## Work instructions
Your task is to extract every line from the material below exactly.

◆ ◆ ◆

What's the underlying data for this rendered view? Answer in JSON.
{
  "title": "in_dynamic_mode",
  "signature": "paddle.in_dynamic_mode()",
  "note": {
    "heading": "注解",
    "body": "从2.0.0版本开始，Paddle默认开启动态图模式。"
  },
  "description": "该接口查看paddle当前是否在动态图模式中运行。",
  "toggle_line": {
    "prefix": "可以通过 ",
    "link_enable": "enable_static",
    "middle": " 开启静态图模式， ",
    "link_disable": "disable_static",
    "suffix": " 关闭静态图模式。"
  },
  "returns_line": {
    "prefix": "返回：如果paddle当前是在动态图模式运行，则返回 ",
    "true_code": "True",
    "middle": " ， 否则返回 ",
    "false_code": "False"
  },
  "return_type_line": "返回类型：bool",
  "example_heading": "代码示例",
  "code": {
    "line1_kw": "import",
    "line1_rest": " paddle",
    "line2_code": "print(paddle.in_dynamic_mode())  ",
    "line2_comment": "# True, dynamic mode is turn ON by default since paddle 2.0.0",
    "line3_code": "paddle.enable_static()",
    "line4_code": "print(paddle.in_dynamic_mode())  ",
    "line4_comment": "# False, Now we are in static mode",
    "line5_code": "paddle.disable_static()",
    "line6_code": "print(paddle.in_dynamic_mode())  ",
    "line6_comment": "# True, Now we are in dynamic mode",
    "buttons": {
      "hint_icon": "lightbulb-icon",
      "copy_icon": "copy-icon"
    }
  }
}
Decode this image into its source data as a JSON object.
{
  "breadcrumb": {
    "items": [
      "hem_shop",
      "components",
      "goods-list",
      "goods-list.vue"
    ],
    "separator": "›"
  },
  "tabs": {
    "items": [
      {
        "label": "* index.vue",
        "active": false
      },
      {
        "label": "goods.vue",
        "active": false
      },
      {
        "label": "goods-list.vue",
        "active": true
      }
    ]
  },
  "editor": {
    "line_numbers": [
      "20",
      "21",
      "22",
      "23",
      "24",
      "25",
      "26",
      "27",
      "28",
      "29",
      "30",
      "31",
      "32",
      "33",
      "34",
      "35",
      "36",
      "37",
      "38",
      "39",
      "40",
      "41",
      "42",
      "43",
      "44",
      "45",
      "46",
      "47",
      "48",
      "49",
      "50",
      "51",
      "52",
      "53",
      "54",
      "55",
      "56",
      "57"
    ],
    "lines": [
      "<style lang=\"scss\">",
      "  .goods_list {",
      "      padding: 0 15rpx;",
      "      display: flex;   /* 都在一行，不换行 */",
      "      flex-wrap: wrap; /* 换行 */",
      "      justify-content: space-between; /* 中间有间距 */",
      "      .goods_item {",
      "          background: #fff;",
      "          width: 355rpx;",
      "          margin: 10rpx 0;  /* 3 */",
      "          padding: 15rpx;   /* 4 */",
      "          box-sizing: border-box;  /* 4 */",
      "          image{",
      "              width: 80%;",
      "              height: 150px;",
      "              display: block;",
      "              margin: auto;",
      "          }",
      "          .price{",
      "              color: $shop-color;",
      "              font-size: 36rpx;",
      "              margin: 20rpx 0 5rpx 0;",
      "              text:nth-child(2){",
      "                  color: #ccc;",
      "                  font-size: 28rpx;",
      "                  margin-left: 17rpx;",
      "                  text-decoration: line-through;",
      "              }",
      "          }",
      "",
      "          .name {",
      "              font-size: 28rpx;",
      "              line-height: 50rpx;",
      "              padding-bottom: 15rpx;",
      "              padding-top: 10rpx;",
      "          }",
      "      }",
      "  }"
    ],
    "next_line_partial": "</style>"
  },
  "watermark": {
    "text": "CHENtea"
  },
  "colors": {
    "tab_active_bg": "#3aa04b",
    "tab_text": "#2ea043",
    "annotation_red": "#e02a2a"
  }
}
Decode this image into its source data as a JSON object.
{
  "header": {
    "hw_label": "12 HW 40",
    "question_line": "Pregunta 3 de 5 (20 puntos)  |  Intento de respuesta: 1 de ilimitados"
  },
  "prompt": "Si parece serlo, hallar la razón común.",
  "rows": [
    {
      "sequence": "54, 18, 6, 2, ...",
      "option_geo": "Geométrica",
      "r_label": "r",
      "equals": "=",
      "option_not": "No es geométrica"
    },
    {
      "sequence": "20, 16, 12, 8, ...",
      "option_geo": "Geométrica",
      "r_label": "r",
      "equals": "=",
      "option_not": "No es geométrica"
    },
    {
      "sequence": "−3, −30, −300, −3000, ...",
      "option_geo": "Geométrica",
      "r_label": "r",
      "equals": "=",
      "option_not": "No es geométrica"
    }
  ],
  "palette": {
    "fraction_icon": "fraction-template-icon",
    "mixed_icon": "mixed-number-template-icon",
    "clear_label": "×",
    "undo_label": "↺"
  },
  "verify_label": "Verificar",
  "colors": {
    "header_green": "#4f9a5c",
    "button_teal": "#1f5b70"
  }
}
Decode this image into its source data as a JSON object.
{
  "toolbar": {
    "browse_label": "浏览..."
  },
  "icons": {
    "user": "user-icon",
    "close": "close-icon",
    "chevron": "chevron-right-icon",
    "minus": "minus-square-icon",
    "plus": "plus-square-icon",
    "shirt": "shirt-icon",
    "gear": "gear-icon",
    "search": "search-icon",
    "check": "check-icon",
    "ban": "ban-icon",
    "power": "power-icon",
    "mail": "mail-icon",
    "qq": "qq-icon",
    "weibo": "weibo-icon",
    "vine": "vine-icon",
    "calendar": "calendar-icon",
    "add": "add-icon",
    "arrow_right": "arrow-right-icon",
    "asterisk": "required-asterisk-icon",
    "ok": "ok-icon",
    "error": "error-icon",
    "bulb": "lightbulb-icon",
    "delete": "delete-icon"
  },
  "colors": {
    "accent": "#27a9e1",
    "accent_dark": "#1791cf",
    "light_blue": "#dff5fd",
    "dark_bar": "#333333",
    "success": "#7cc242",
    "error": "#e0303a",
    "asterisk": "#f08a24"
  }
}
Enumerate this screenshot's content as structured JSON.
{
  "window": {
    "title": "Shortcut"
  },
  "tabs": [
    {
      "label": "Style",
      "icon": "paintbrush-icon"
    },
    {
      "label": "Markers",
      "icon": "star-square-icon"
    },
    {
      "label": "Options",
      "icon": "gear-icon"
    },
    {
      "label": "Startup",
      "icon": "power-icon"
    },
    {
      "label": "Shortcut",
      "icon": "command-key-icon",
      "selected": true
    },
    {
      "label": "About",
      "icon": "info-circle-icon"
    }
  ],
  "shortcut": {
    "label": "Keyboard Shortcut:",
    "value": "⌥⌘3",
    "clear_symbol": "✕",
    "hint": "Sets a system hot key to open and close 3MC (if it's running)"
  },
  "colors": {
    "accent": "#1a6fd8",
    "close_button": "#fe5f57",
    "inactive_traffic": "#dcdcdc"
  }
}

◆ ◆ ◆

## Final result
What's the underlying data for this rendered view? Answer in JSON.
{
  "title": "in_dynamic_mode",
  "signature": "paddle.in_dynamic_mode()",
  "note": {
    "heading": "注解",
    "body": "从2.0.0版本开始，Paddle默认开启动态图模式。"
  },
  "description": "该接口查看paddle当前是否在动态图模式中运行。",
  "toggle_line": {
    "prefix": "可以通过 ",
    "link_enable": "enable_static",
    "middle": " 开启静态图模式， ",
    "link_disable": "disable_static",
    "suffix": " 关闭静态图模式。"
  },
  "returns_line": {
    "prefix": "返回：如果paddle当前是在动态图模式运行，则返回 ",
    "true_code": "True",
    "middle": " ， 否则返回 ",
    "false_code": "False"
  },
  "return_type_line": "返回类型：bool",
  "example_heading": "代码示例",
  "code": {
    "line1_kw": "import",
    "line1_rest": " paddle",
    "line2_code": "print(paddle.in_dynamic_mode())  ",
    "line2_comment": "# True, dynamic mode is turn ON by default since paddle 2.0.0",
    "line3_code": "paddle.enable_static()",
    "line4_code": "print(paddle.in_dynamic_mode())  ",
    "line4_comment": "# False, Now we are in static mode",
    "line5_code": "paddle.disable_static()",
    "line6_code": "print(paddle.in_dynamic_mode())  ",
    "line6_comment": "# True, Now we are in dynamic mode",
    "buttons": {
      "hint_icon": "lightbulb-icon",
      "copy_icon": "copy-icon"
    }
  }
}
Decode this image into its source data as a JSON object.
{
  "breadcrumb": {
    "items": [
      "hem_shop",
      "components",
      "goods-list",
      "goods-list.vue"
    ],
    "separator": "›"
  },
  "tabs": {
    "items": [
      {
        "label": "* index.vue",
        "active": false
      },
      {
        "label": "goods.vue",
        "active": false
      },
      {
        "label": "goods-list.vue",
        "active": true
      }
    ]
  },
  "editor": {
    "line_numbers": [
      "20",
      "21",
      "22",
      "23",
      "24",
      "25",
      "26",
      "27",
      "28",
      "29",
      "30",
      "31",
      "32",
      "33",
      "34",
      "35",
      "36",
      "37",
      "38",
      "39",
      "40",
      "41",
      "42",
      "43",
      "44",
      "45",
      "46",
      "47",
      "48",
      "49",
      "50",
      "51",
      "52",
      "53",
      "54",
      "55",
      "56",
      "57"
    ],
    "lines": [
      "<style lang=\"scss\">",
      "  .goods_list {",
      "      padding: 0 15rpx;",
      "      display: flex;   /* 都在一行，不换行 */",
      "      flex-wrap: wrap; /* 换行 */",
      "      justify-content: space-between; /* 中间有间距 */",
      "      .goods_item {",
      "          background: #fff;",
      "          width: 355rpx;",
      "          margin: 10rpx 0;  /* 3 */",
      "          padding: 15rpx;   /* 4 */",
      "          box-sizing: border-box;  /* 4 */",
      "          image{",
      "              width: 80%;",
      "              height: 150px;",
      "              display: block;",
      "              margin: auto;",
      "          }",
      "          .price{",
      "              color: $shop-color;",
      "              font-size: 36rpx;",
      "              margin: 20rpx 0 5rpx 0;",
      "              text:nth-child(2){",
      "                  color: #ccc;",
      "                  font-size: 28rpx;",
      "                  margin-left: 17rpx;",
      "                  text-decoration: line-through;",
      "              }",
      "          }",
      "",
      "          .name {",
      "              font-size: 28rpx;",
      "              line-height: 50rpx;",
      "              padding-bottom: 15rpx;",
      "              padding-top: 10rpx;",
      "          }",
      "      }",
      "  }"
    ],
    "next_line_partial": "</style>"
  },
  "watermark": {
    "text": "CHENtea"
  },
  "colors": {
    "tab_active_bg": "#3aa04b",
    "tab_text": "#2ea043",
    "annotation_red": "#e02a2a"
  }
}
Decode this image into its source data as a JSON object.
{
  "header": {
    "hw_label": "12 HW 40",
    "question_line": "Pregunta 3 de 5 (20 puntos)  |  Intento de respuesta: 1 de ilimitados"
  },
  "prompt": "Si parece serlo, hallar la razón común.",
  "rows": [
    {
      "sequence": "54, 18, 6, 2, ...",
      "option_geo": "Geométrica",
      "r_label": "r",
      "equals": "=",
      "option_not": "No es geométrica"
    },
    {
      "sequence": "20, 16, 12, 8, ...",
      "option_geo": "Geométrica",
      "r_label": "r",
      "equals": "=",
      "option_not": "No es geométrica"
    },
    {
      "sequence": "−3, −30, −300, −3000, ...",
      "option_geo": "Geométrica",
      "r_label": "r",
      "equals": "=",
      "option_not": "No es geométrica"
    }
  ],
  "palette": {
    "fraction_icon": "fraction-template-icon",
    "mixed_icon": "mixed-number-template-icon",
    "clear_label": "×",
    "undo_label": "↺"
  },
  "verify_label": "Verificar",
  "colors": {
    "header_green": "#4f9a5c",
    "button_teal": "#1f5b70"
  }
}
Decode this image into its source data as a JSON object.
{
  "toolbar": {
    "browse_label": "浏览..."
  },
  "icons": {
    "user": "user-icon",
    "close": "close-icon",
    "chevron": "chevron-right-icon",
    "minus": "minus-square-icon",
    "plus": "plus-square-icon",
    "shirt": "shirt-icon",
    "gear": "gear-icon",
    "search": "search-icon",
    "check": "check-icon",
    "ban": "ban-icon",
    "power": "power-icon",
    "mail": "mail-icon",
    "qq": "qq-icon",
    "weibo": "weibo-icon",
    "vine": "vine-icon",
    "calendar": "calendar-icon",
    "add": "add-icon",
    "arrow_right": "arrow-right-icon",
    "asterisk": "required-asterisk-icon",
    "ok": "ok-icon",
    "error": "error-icon",
    "bulb": "lightbulb-icon",
    "delete": "delete-icon"
  },
  "colors": {
    "accent": "#27a9e1",
    "accent_dark": "#1791cf",
    "light_blue": "#dff5fd",
    "dark_bar": "#333333",
    "success": "#7cc242",
    "error": "#e0303a",
    "asterisk": "#f08a24"
  }
}
Enumerate this screenshot's content as structured JSON.
{
  "window": {
    "title": "Shortcut"
  },
  "tabs": [
    {
      "label": "Style",
      "icon": "paintbrush-icon"
    },
    {
      "label": "Markers",
      "icon": "star-square-icon"
    },
    {
      "label": "Options",
      "icon": "gear-icon"
    },
    {
      "label": "Startup",
      "icon": "power-icon"
    },
    {
      "label": "Shortcut",
      "icon": "command-key-icon",
      "selected": true
    },
    {
      "label": "About",
      "icon": "info-circle-icon"
    }
  ],
  "shortcut": {
    "label": "Keyboard Shortcut:",
    "value": "⌥⌘3",
    "clear_symbol": "✕",
    "hint": "Sets a system hot key to open and close 3MC (if it's running)"
  },
  "colors": {
    "accent": "#1a6fd8",
    "close_button": "#fe5f57",
    "inactive_traffic": "#dcdcdc"
  }
}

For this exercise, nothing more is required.